- _INPUT DATA_
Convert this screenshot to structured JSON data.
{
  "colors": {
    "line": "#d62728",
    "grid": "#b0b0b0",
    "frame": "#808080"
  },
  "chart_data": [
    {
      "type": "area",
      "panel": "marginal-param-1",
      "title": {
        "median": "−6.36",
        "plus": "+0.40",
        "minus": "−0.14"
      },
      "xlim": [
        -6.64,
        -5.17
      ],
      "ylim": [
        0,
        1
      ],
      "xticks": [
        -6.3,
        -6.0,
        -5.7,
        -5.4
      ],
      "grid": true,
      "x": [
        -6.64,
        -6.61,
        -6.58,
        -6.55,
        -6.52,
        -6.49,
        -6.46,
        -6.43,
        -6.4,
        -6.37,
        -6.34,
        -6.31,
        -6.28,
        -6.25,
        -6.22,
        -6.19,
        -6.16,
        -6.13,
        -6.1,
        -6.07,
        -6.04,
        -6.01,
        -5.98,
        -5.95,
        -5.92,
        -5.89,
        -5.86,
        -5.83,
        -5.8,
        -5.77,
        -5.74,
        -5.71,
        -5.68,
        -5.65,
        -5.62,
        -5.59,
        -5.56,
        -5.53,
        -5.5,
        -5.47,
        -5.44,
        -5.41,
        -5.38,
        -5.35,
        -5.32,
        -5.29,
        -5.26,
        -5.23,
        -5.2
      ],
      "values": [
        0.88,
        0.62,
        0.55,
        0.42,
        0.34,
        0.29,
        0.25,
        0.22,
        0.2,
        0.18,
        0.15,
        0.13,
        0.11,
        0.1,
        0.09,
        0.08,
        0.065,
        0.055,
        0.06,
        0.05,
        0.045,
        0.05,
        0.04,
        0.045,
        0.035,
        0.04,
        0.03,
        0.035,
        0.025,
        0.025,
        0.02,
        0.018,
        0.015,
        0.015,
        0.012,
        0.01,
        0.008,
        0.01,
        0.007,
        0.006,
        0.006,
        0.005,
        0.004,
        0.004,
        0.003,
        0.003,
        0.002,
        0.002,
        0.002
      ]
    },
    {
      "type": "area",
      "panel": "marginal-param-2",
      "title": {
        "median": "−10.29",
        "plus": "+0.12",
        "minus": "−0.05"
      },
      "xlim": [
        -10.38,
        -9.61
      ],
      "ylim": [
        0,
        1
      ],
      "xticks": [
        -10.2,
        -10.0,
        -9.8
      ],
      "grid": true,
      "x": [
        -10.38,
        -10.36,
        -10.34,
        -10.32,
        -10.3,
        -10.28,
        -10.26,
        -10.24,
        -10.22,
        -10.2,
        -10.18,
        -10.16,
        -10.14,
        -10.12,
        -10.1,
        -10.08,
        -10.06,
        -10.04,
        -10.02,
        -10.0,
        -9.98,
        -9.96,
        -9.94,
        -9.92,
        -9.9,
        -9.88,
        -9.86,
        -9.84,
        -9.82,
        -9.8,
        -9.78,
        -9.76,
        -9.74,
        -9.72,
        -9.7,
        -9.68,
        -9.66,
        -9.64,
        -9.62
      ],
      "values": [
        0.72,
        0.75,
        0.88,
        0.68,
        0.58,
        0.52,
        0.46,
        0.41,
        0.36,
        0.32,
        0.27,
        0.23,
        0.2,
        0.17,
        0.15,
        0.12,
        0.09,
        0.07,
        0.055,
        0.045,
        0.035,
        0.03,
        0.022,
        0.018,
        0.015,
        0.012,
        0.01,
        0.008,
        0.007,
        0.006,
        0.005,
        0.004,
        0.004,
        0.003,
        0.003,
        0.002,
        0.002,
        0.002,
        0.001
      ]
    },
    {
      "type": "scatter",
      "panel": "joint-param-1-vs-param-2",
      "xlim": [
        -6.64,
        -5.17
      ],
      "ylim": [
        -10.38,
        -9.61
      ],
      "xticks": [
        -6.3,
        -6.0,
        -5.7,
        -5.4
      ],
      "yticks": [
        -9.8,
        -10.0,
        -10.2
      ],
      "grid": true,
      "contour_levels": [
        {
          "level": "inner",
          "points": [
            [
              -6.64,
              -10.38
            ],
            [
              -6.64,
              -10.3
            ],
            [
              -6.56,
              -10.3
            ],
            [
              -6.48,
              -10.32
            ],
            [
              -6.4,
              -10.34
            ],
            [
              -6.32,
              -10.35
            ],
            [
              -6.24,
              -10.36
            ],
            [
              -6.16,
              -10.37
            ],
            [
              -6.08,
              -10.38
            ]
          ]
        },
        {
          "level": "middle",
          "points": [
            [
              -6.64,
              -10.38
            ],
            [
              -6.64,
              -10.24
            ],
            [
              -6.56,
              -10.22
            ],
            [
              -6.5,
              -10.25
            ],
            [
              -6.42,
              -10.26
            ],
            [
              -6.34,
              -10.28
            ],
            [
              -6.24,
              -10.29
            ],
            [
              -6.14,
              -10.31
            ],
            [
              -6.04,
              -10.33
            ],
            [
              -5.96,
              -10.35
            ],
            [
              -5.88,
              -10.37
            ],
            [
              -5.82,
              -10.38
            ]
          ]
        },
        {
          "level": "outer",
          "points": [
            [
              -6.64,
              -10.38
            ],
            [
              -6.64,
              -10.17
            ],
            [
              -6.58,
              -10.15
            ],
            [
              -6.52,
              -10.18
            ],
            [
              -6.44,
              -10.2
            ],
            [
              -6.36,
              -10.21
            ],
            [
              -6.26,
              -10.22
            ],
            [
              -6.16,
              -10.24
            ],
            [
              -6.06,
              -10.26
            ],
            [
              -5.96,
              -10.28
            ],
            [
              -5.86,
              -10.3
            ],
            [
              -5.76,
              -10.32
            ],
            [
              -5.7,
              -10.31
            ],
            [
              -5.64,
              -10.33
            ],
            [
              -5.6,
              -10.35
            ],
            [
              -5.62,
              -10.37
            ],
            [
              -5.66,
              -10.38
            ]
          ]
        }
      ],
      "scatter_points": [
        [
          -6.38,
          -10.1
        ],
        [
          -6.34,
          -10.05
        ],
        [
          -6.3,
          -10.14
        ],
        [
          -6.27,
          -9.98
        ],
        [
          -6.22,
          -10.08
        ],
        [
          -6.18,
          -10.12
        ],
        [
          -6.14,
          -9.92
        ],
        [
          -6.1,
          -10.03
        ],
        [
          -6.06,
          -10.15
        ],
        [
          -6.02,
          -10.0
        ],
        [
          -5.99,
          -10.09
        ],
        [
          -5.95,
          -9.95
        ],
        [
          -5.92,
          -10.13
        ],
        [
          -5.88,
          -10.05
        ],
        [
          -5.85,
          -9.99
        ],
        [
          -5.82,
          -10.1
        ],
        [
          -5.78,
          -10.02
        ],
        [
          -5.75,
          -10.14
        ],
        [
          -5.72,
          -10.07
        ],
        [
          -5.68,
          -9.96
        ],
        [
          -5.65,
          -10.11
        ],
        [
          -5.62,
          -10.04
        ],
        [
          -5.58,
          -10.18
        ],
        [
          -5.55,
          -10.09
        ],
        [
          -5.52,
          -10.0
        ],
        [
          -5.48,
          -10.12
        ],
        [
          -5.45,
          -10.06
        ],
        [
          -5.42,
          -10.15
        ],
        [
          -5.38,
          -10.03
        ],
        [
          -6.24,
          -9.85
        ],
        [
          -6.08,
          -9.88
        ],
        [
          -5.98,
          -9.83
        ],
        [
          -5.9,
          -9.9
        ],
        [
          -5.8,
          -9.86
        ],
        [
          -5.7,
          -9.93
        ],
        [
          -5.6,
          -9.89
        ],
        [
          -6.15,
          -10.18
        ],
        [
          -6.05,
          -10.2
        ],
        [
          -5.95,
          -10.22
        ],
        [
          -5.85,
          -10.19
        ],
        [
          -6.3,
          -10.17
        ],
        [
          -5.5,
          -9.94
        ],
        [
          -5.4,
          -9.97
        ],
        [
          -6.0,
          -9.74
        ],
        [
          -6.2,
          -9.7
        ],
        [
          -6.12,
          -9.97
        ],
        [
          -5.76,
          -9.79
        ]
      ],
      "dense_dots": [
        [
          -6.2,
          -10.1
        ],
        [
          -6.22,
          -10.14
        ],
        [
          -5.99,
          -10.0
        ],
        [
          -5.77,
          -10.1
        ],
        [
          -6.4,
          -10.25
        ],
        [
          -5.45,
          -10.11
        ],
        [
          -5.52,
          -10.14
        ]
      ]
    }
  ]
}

- _WORK INSTRUCTIONS_
All lines in the data that contain the word "param" should be copied.

- _SOLVED EXERCISE_
      "panel": "marginal-param-1",
      "panel": "marginal-param-2",
      "panel": "joint-param-1-vs-param-2",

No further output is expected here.